◆ WRITTEN REQUEST
Return each entry exactly, with none missing.
## Start
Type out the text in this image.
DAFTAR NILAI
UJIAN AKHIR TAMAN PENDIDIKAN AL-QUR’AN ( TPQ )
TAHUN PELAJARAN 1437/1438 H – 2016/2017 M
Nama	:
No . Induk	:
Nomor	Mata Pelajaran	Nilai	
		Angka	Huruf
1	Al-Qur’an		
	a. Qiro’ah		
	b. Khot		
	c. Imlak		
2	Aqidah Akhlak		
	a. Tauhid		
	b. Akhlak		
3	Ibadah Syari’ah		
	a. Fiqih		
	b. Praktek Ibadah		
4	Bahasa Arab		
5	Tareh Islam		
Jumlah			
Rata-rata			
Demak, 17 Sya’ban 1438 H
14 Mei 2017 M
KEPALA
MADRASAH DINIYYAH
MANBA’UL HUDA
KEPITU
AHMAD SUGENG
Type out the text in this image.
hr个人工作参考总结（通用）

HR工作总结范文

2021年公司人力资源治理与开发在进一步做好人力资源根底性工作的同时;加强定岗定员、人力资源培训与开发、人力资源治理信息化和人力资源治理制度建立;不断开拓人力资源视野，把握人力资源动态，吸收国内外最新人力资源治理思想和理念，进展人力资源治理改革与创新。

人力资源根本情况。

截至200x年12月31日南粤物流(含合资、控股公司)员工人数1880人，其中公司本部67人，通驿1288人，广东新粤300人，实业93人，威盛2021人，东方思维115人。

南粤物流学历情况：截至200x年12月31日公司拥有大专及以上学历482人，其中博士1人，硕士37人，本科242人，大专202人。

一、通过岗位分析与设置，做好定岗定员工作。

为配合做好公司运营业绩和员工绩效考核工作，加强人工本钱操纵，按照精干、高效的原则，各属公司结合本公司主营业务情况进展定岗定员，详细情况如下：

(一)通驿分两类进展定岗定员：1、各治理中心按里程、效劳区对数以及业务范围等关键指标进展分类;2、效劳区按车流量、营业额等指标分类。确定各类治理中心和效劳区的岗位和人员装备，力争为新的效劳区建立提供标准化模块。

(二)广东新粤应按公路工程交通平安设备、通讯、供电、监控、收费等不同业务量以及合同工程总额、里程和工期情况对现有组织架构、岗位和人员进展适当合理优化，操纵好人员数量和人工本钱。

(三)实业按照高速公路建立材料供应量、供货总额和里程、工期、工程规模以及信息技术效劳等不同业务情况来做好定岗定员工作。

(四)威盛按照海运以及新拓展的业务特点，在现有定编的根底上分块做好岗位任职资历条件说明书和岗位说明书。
## End
◆ RESULT BELOW
Type out the text in this image.
DAFTAR NILAI
UJIAN AKHIR TAMAN PENDIDIKAN AL-QUR’AN ( TPQ )
TAHUN PELAJARAN 1437/1438 H – 2016/2017 M
Nama	:
No . Induk	:
Nomor	Mata Pelajaran	Nilai	
		Angka	Huruf
1	Al-Qur’an		
	a. Qiro’ah		
	b. Khot		
	c. Imlak		
2	Aqidah Akhlak		
	a. Tauhid		
	b. Akhlak		
3	Ibadah Syari’ah		
	a. Fiqih		
	b. Praktek Ibadah		
4	Bahasa Arab		
5	Tareh Islam		
Jumlah			
Rata-rata			
Demak, 17 Sya’ban 1438 H
14 Mei 2017 M
KEPALA
MADRASAH DINIYYAH
MANBA’UL HUDA
KEPITU
AHMAD SUGENG
Type out the text in this image.
hr个人工作参考总结（通用）

HR工作总结范文

2021年公司人力资源治理与开发在进一步做好人力资源根底性工作的同时;加强定岗定员、人力资源培训与开发、人力资源治理信息化和人力资源治理制度建立;不断开拓人力资源视野，把握人力资源动态，吸收国内外最新人力资源治理思想和理念，进展人力资源治理改革与创新。

人力资源根本情况。

截至200x年12月31日南粤物流(含合资、控股公司)员工人数1880人，其中公司本部67人，通驿1288人，广东新粤300人，实业93人，威盛2021人，东方思维115人。

南粤物流学历情况：截至200x年12月31日公司拥有大专及以上学历482人，其中博士1人，硕士37人，本科242人，大专202人。

一、通过岗位分析与设置，做好定岗定员工作。

为配合做好公司运营业绩和员工绩效考核工作，加强人工本钱操纵，按照精干、高效的原则，各属公司结合本公司主营业务情况进展定岗定员，详细情况如下：

(一)通驿分两类进展定岗定员：1、各治理中心按里程、效劳区对数以及业务范围等关键指标进展分类;2、效劳区按车流量、营业额等指标分类。确定各类治理中心和效劳区的岗位和人员装备，力争为新的效劳区建立提供标准化模块。

(二)广东新粤应按公路工程交通平安设备、通讯、供电、监控、收费等不同业务量以及合同工程总额、里程和工期情况对现有组织架构、岗位和人员进展适当合理优化，操纵好人员数量和人工本钱。

(三)实业按照高速公路建立材料供应量、供货总额和里程、工期、工程规模以及信息技术效劳等不同业务情况来做好定岗定员工作。

(四)威盛按照海运以及新拓展的业务特点，在现有定编的根底上分块做好岗位任职资历条件说明书和岗位说明书。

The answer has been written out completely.